:: WRITTEN REQUEST ::
Print all of the data exactly.

:: DATA EXTRACT ::
= = = = =
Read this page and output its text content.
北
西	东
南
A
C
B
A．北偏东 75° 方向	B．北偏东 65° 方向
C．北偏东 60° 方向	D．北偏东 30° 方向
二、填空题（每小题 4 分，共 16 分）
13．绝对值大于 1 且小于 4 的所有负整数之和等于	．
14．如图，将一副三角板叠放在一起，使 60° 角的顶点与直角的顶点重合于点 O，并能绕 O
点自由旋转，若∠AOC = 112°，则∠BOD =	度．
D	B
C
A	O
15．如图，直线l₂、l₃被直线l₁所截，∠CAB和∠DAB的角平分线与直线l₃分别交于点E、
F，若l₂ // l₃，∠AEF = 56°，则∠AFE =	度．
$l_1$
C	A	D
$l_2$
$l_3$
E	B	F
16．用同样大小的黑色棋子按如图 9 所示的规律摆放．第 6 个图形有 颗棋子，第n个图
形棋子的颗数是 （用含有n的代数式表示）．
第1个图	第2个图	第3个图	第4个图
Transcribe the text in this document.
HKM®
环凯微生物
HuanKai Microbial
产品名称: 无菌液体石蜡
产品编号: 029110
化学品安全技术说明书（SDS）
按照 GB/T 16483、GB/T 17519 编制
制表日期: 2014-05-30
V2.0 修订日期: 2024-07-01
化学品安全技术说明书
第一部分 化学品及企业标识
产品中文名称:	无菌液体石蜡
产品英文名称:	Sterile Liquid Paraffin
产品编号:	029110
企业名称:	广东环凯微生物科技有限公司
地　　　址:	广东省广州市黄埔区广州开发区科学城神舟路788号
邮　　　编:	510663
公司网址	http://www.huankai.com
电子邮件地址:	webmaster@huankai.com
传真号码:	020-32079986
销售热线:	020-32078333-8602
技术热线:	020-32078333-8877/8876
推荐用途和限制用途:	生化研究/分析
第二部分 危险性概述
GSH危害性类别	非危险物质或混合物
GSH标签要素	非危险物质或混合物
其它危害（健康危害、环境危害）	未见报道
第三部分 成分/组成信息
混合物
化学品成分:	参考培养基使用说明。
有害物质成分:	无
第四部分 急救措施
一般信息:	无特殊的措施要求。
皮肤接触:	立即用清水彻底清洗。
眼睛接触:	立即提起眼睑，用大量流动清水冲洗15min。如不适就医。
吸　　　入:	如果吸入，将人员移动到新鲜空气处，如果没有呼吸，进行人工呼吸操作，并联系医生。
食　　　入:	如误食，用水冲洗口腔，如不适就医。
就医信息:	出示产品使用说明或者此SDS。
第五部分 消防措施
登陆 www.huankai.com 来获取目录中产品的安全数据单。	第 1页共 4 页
= = = = =
:: WRITTEN RESPONSE ::
Read this page and output its text content.
北
西	东
南
A
C
B
A．北偏东 75° 方向	B．北偏东 65° 方向
C．北偏东 60° 方向	D．北偏东 30° 方向
二、填空题（每小题 4 分，共 16 分）
13．绝对值大于 1 且小于 4 的所有负整数之和等于	．
14．如图，将一副三角板叠放在一起，使 60° 角的顶点与直角的顶点重合于点 O，并能绕 O
点自由旋转，若∠AOC = 112°，则∠BOD =	度．
D	B
C
A	O
15．如图，直线l₂、l₃被直线l₁所截，∠CAB和∠DAB的角平分线与直线l₃分别交于点E、
F，若l₂ // l₃，∠AEF = 56°，则∠AFE =	度．
$l_1$
C	A	D
$l_2$
$l_3$
E	B	F
16．用同样大小的黑色棋子按如图 9 所示的规律摆放．第 6 个图形有 颗棋子，第n个图
形棋子的颗数是 （用含有n的代数式表示）．
第1个图	第2个图	第3个图	第4个图
Transcribe the text in this document.
HKM®
环凯微生物
HuanKai Microbial
产品名称: 无菌液体石蜡
产品编号: 029110
化学品安全技术说明书（SDS）
按照 GB/T 16483、GB/T 17519 编制
制表日期: 2014-05-30
V2.0 修订日期: 2024-07-01
化学品安全技术说明书
第一部分 化学品及企业标识
产品中文名称:	无菌液体石蜡
产品英文名称:	Sterile Liquid Paraffin
产品编号:	029110
企业名称:	广东环凯微生物科技有限公司
地　　　址:	广东省广州市黄埔区广州开发区科学城神舟路788号
邮　　　编:	510663
公司网址	http://www.huankai.com
电子邮件地址:	webmaster@huankai.com
传真号码:	020-32079986
销售热线:	020-32078333-8602
技术热线:	020-32078333-8877/8876
推荐用途和限制用途:	生化研究/分析
第二部分 危险性概述
GSH危害性类别	非危险物质或混合物
GSH标签要素	非危险物质或混合物
其它危害（健康危害、环境危害）	未见报道
第三部分 成分/组成信息
混合物
化学品成分:	参考培养基使用说明。
有害物质成分:	无
第四部分 急救措施
一般信息:	无特殊的措施要求。
皮肤接触:	立即用清水彻底清洗。
眼睛接触:	立即提起眼睑，用大量流动清水冲洗15min。如不适就医。
吸　　　入:	如果吸入，将人员移动到新鲜空气处，如果没有呼吸，进行人工呼吸操作，并联系医生。
食　　　入:	如误食，用水冲洗口腔，如不适就医。
就医信息:	出示产品使用说明或者此SDS。
第五部分 消防措施
登陆 www.huankai.com 来获取目录中产品的安全数据单。	第 1页共 4 页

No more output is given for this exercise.